**What you have to do:**
Find each line with the string "from" and copy it.

**Data excerpts:**
----

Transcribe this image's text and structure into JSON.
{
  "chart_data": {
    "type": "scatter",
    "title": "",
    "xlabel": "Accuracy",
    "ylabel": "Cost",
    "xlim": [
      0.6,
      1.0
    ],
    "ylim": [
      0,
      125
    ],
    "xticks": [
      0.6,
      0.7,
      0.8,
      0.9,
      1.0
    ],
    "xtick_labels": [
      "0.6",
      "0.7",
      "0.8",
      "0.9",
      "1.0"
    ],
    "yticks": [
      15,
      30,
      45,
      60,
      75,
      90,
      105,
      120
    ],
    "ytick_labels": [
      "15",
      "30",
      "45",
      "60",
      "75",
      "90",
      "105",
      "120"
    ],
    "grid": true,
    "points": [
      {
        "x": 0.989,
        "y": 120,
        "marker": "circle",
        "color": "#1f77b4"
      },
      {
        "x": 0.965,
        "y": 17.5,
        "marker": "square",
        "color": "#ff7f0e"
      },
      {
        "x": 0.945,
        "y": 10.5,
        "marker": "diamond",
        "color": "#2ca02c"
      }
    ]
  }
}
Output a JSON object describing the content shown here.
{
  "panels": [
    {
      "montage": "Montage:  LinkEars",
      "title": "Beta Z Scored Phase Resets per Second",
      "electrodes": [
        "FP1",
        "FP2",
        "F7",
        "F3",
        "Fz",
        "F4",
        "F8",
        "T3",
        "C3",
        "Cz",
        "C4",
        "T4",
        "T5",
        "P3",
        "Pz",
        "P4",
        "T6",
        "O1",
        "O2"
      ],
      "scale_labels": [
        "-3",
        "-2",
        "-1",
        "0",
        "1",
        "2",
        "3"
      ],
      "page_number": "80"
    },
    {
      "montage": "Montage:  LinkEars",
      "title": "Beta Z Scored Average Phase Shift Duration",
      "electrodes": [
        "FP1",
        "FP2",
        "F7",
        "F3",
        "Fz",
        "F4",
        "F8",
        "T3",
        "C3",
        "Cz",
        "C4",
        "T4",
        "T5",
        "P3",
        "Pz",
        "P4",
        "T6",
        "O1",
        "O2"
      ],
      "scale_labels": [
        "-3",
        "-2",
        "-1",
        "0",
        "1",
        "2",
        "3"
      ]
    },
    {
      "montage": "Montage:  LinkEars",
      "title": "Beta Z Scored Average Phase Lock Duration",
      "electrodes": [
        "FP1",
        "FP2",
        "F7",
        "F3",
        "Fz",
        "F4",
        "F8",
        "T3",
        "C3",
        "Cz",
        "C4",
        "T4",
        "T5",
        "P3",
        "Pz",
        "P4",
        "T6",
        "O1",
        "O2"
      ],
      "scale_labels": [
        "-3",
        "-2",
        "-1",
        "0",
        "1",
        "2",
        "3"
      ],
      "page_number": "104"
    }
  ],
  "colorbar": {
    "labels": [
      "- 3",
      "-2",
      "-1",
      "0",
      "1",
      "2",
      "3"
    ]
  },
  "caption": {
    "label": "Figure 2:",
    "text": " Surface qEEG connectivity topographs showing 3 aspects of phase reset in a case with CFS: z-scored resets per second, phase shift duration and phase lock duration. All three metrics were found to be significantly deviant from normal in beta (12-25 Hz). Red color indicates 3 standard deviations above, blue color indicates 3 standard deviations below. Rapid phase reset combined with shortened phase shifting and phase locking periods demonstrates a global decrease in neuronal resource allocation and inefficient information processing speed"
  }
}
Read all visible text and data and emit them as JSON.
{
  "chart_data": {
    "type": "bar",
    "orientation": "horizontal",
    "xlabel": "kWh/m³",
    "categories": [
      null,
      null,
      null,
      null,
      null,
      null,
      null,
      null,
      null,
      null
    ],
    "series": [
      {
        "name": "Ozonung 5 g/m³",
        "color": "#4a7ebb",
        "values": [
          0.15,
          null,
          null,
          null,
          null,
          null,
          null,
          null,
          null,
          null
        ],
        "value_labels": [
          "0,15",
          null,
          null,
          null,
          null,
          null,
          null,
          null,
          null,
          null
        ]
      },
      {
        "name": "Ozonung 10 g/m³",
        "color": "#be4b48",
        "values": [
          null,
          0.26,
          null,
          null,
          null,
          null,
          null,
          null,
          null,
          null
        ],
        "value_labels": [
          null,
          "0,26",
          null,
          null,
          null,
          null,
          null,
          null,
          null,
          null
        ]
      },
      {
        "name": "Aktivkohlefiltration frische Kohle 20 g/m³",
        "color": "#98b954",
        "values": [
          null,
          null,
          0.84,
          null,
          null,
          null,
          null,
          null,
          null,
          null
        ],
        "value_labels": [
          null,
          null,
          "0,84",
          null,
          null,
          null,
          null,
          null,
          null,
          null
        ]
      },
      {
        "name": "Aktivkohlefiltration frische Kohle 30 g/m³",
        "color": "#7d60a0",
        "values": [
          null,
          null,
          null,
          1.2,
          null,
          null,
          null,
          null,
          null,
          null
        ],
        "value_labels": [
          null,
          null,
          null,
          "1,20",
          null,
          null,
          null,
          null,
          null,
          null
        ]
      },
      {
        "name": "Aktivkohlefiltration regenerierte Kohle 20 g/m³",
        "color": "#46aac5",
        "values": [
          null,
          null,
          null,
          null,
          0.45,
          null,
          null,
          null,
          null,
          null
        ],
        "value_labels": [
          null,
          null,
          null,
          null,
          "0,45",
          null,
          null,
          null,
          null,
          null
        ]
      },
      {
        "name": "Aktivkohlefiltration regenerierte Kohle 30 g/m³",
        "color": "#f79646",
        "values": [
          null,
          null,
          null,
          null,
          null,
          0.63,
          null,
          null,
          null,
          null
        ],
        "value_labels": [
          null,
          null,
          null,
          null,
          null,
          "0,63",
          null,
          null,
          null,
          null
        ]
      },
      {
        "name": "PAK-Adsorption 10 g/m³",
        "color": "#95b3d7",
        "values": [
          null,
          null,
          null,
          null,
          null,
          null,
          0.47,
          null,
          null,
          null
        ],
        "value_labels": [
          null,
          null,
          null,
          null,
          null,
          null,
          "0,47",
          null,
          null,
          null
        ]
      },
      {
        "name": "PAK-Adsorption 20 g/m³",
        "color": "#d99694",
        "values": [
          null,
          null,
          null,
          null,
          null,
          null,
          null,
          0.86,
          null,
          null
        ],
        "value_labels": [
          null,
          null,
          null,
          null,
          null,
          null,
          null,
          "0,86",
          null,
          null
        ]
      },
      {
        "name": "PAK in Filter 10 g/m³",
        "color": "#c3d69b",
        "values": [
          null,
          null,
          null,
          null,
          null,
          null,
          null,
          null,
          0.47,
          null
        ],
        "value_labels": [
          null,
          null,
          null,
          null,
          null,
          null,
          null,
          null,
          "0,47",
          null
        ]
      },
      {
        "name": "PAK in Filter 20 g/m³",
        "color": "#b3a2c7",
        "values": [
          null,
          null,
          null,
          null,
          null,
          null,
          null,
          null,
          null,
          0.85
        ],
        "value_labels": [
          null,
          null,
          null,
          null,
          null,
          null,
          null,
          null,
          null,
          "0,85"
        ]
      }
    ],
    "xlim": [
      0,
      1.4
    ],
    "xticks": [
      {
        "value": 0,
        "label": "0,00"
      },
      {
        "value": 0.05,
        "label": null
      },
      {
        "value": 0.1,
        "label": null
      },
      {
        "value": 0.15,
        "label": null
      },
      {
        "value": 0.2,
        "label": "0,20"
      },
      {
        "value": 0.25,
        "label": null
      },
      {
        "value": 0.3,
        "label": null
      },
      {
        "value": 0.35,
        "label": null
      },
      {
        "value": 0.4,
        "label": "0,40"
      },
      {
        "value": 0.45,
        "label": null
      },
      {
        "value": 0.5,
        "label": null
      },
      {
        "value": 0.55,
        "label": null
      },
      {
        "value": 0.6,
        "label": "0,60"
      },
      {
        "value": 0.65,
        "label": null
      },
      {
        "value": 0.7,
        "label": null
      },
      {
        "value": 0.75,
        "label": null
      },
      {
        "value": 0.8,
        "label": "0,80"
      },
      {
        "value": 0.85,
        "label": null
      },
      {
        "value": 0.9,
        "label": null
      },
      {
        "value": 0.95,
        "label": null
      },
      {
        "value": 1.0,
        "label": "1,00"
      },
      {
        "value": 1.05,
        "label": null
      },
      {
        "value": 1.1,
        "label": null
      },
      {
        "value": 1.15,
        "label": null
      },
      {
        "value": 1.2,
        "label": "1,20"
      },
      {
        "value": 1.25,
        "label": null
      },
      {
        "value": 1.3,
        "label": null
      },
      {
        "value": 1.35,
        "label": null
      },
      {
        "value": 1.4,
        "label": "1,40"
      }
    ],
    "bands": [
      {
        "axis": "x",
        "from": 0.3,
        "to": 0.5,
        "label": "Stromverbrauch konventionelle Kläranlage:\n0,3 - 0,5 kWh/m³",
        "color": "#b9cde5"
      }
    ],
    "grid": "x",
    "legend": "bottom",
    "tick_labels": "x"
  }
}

----

**Output for this task:**
    "text": " Surface qEEG connectivity topographs showing 3 aspects of phase reset in a case with CFS: z-scored resets per second, phase shift duration and phase lock duration. All three metrics were found to be significantly deviant from normal in beta (12-25 Hz). Red color indicates 3 standard deviations above, blue color indicates 3 standard deviations below. Rapid phase reset combined with shortened phase shifting and phase locking periods demonstrates a global decrease in neuronal resource allocation and inefficient information processing speed"
        "from": 0.3,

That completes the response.